Extracted data:
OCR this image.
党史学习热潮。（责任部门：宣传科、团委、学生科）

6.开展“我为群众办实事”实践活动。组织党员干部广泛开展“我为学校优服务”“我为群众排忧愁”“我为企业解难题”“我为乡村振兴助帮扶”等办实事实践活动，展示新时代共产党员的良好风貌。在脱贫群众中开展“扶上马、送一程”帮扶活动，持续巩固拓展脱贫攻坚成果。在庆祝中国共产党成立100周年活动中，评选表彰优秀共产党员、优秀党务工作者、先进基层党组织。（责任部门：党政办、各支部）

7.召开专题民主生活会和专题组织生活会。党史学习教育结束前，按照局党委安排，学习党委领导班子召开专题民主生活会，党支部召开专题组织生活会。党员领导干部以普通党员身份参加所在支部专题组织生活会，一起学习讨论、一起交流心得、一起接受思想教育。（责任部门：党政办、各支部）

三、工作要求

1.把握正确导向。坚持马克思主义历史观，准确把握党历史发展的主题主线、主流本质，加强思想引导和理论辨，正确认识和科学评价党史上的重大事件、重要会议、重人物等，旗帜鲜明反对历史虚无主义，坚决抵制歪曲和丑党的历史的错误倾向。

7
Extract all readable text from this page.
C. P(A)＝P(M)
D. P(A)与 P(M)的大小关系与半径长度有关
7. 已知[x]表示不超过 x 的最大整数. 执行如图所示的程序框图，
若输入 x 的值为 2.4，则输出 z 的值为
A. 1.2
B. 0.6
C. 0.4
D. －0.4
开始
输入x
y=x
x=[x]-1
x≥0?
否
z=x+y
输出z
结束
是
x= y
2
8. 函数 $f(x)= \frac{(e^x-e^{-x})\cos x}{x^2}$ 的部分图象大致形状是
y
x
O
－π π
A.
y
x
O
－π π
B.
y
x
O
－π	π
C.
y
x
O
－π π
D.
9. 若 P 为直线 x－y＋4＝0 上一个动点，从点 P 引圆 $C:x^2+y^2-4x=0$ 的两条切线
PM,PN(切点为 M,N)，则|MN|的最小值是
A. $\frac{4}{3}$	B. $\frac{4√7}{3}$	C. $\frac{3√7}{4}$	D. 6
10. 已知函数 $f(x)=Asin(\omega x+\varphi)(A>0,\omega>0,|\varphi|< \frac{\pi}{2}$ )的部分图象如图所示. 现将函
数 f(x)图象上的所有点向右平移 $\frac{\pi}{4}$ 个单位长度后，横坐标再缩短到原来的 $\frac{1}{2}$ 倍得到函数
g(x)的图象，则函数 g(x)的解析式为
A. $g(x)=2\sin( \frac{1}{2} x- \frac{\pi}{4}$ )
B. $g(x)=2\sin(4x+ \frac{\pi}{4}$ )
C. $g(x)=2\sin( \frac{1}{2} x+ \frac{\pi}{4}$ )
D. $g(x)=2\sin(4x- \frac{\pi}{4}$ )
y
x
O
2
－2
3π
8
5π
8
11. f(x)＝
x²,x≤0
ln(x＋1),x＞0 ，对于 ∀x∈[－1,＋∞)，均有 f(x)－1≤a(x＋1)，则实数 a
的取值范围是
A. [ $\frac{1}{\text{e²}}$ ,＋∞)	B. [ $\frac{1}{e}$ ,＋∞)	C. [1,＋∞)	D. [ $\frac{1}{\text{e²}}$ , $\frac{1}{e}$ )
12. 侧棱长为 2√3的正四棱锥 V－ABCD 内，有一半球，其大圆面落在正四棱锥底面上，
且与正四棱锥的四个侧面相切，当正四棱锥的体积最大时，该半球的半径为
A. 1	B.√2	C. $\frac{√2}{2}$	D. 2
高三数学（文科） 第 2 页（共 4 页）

What to produce: Where a line contains the string "this", extract that line.

Output of the task:
OCR this image.
Extract all readable text from this page.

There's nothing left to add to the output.